TASK DESCRIPTION: Continue the forum thread below about putting home computer equipment on battery backup and solar power, starting right after its last sentence.

I think there are two levels of Battery backup here, First you can do a full move into Solar. in which case you would need a LOT of changes to your current setup (energy efficient devices, LED Light Bulbs, Solar Geyser, LED PC Screens, LED TV, Alternatives to tumble-dryer, gas stove etc. ) I dont think its as easy as spending lots of money on a solar implementation.

In terms of your PC Issue, a nice, relatively cheap option would be to only backup your pc equipment. I am in the process of doing that with my Modem, Router, Switches (all 9v). Laptop and two Screens (LED 19v). I will use a simple DC Charge controller and Fail-over circuit (HERE) and then will have a LION batterypack made up specifically for the two 19v screens, The laptop will just get an extra-size battery

Otherwise the alternative is just to go the route of a large UPS, But I am trying to use source voltage current to avoid the need for a pure sine wave converter (since my pc and monitors are really sensitive to different wave patterns) - for that reason, I would like to get everything on DC...

This is not an implemented solution, but I am in the process of designing (also in RSA). so a good (cheap) solution would be great

  • The idea of course would be to slowly move to a full solar setup so not immediately, I am replacing my lights as they blow with LEDs etc. So I would definitely be following some kind of multi step plan here. Step 1 - Get my computers onto some kind of battery backup system that charges from AC. Step 2 - Supplement that battery system with solar. Step 3 - Increase solar to also cover some of the rest of my house. Apr 20, 2015 at 17:24
  • In terms of step 1 - just the computer setup - it seems inefficient that in its final form with solar it would be something like this with a UPS. Solar (DC)->Batteries (DC)->Inverter (AC)->UPS (AC)->UPS battery (DC)->UPS inverter (AC)->Computer/Router/Switch (DC) The inefficiency there seems staggering to me, which means more expensive unnecessary batteries, more expensive panels etc. So a UPS doesn't seem a good step if I plan to later go solar. I suppose one could split the array but I still don't really like the idea. Apr 20, 2015 at 17:31
  • Even without a UPS it is still: Solar (DC)->Batteries (DC)->Inverter (AC)->Computer/Router/Switch (DC) This seems wasteful to me, if I could skip the inverter and feed everything DC straight it seems I could spend less on batteries and panels in the end. One way is to buy e.g. 3 of tinyurl.com/qacvjdv for the computers, but all my other devices are on different voltages so I'd need something similar for those. I wonder if there isn't some better way to provide multiple DC voltages that everything can feed off directly, there are probably about 5/6 voltages I would need in total. Apr 20, 2015 at 17:35
  • I agree, the inverter is wasteful. my setup would be 24V Battery bank (2x100ah solar) attached to a charge controller with failover, then Dc-DC converter chips to drop to the 19v, 9v and 12v needed by my devices. That system will run permanently and supplement my critical devices. tyconpower.com/products/files/TP-SCPOE-2424-HP_spec_sheet.pdf
    – Hightower
    Apr 21, 2015 at 6:27
  • Good to run into another RSA sufferer by the way :p Thanks thats helpful, it seems a split charge controller like that is just what I need for the first step, will just need to find one with higher wattage and not PoW preferably. Will go do some homework on these. Have you shopped around on these yet? Any reasonably priced local suppliers etc.? Apr 21, 2015 at 9:15

With grid-tie being illegal, there's really not a way to do what you have diagrammed, as far as I know, and I spent several years working towards a large and complex off-grid system before local conditions changed and it became practical for me to grid-connect. In particular, the "draw from solar, supplement from grid" (or questions 2 & 4) part does not work - for non-grid-tie it has to be one or the other with a transfer switch, it can't be both (well it can be both if you double-convert, but all the AC would come from the inverter - and you'd have efficiency loss X2 for the double conversion.)

DATA RECORDS:
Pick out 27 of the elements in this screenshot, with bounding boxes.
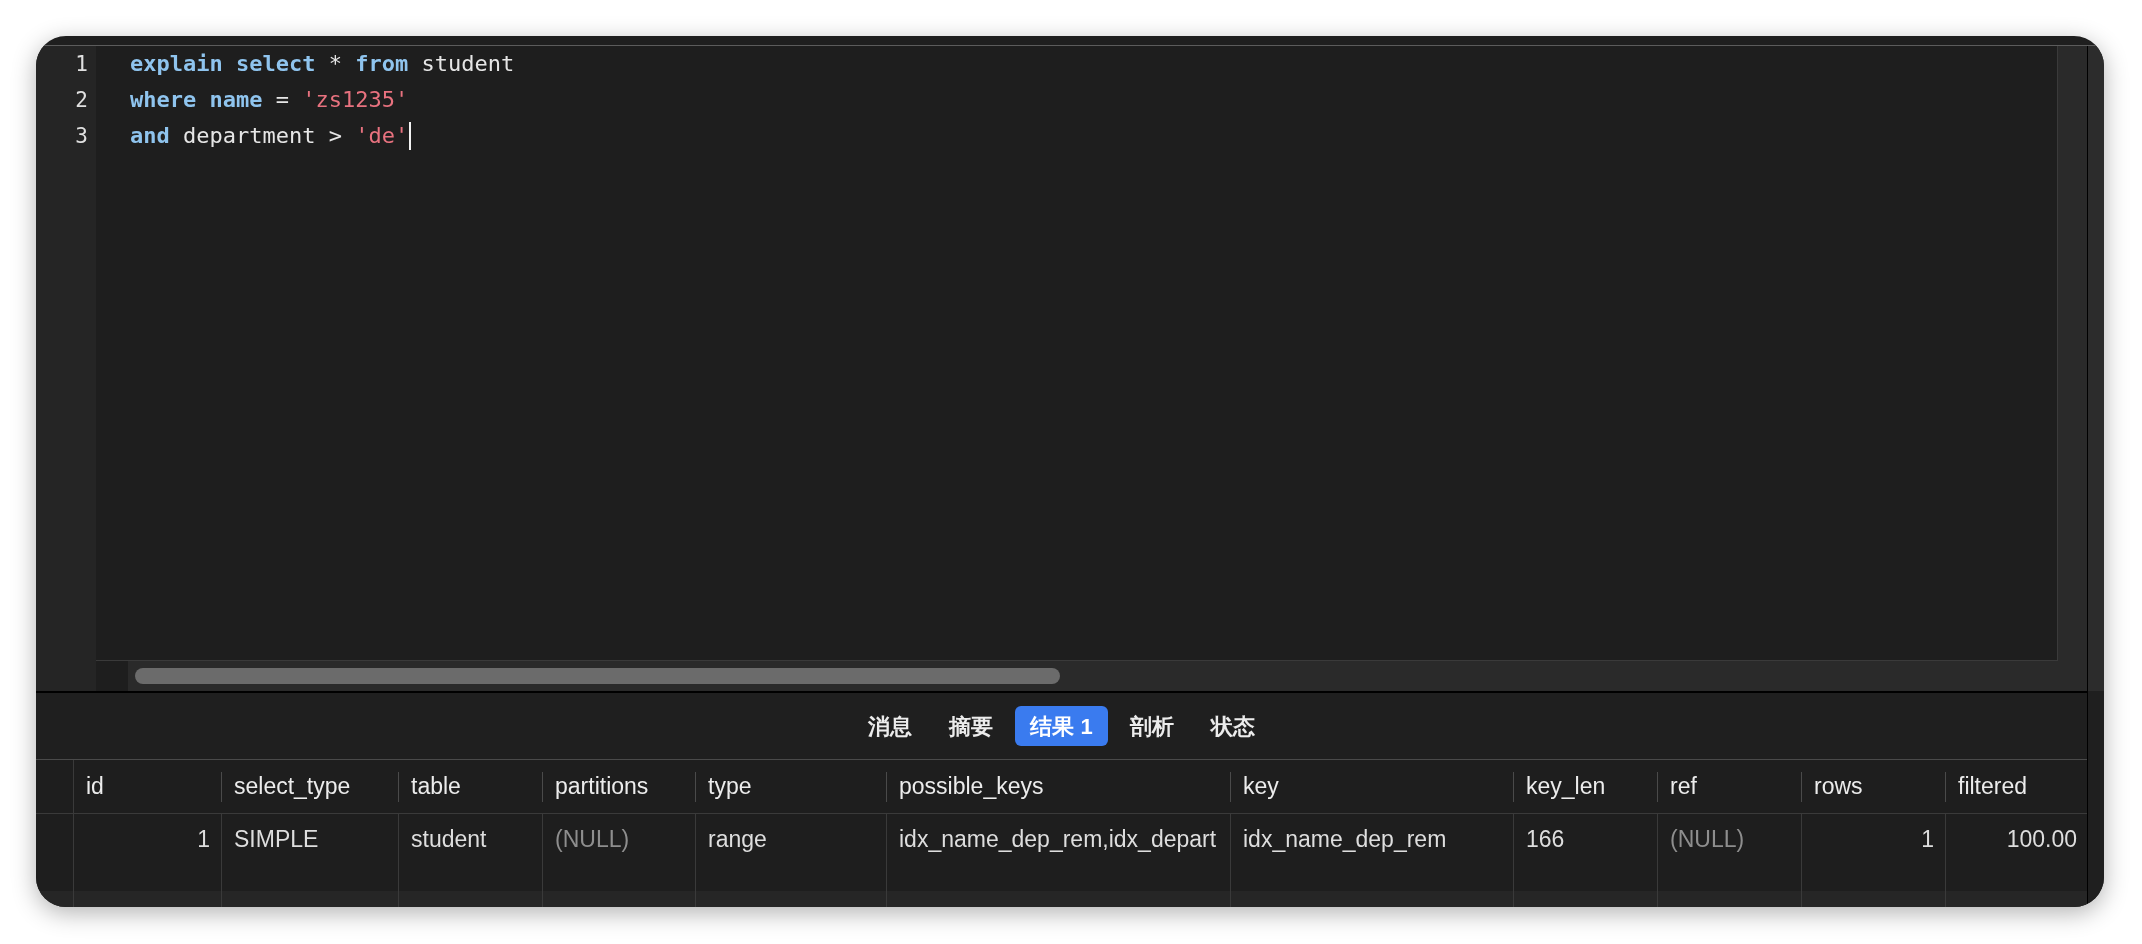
column-header[interactable]: type — [696, 760, 886, 813]
column-header[interactable]: ref — [1658, 760, 1801, 813]
scrollbar-thumb[interactable] — [135, 668, 1060, 684]
column-header[interactable]: table — [399, 760, 542, 813]
column-header[interactable]: key — [1231, 760, 1513, 813]
result-tab[interactable]: 消息 — [853, 706, 928, 746]
column-header[interactable]: filtered — [1946, 760, 2088, 813]
code-line: explain select * from student — [130, 50, 515, 78]
result-tab[interactable]: 状态 — [1195, 706, 1270, 746]
horizontal-scrollbar[interactable] — [128, 661, 2058, 691]
line-number: 2 — [75, 87, 88, 114]
code-editor[interactable]: explain select * from student where name = 'zs1235' and department > 'de' — [96, 46, 2058, 661]
code-line: where name = 'zs1235' — [130, 86, 409, 114]
column-header[interactable]: partitions — [543, 760, 695, 813]
line-number: 3 — [75, 123, 88, 150]
code-line: and department > 'de' — [130, 122, 409, 150]
column-header[interactable]: key_len — [1514, 760, 1657, 813]
column-header[interactable]: rows — [1802, 760, 1945, 813]
column-header[interactable]: select_type — [222, 760, 398, 813]
column-header[interactable]: possible_keys — [887, 760, 1230, 813]
line-number: 1 — [75, 51, 88, 78]
result-tab[interactable]: 结果 1 — [1015, 706, 1108, 746]
result-tab[interactable]: 剖析 — [1114, 706, 1189, 746]
result-tab[interactable]: 摘要 — [934, 706, 1009, 746]
table-cell-text: 1 — [196, 825, 211, 854]
column-header[interactable]: id — [74, 760, 221, 813]
vertical-scrollbar[interactable] — [2058, 46, 2087, 691]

RESULT OF THE TASK:
My thoughts on this type of system lead me towards the following general idea, which I may still implement alongside my grid system.

  • Pick a system voltage - I'm leaning towards 24.
  • Build battery bank - despite various fancy options, "golf cart batteries" (~225 AH/6v) seem to win the "value for money" and WIDELY available categories.
  • Do not neglect adequate DC-rated fuses on the bank.
  • Attach a good grid charger. A bad charger will murder batteries (as a UPS owner you may already know this too well - many UPSes seem to have terrible chargers and terrible battery life as a result.) One possible approach is to use a very basic (but preferably efficient) AC-DC supply and use that as input to an "offgrid" charge controller; then you'll have the charge controller you'd eventually need for your solar panels, and they are normally excellent battery chargers.
  • Use DC-DC converters to get other DC voltages you need as directly/efficiently as possible. i.e. Question 6 - yes, I think it's worthwhile where at all practical. The convenience of AC comes at a considerable efficiency cost.
  • Add a charge controller (if you are not using one as a battery charger) and solar panels when possible.
  • If the battery bank/solar capacity seems adequate, add an inverter for AC loads.

Control your use of inverter .vs. grid power by choosing where to plug loads in, or with a transfer switch. Plug control leaves the control system in your head and is low-cost.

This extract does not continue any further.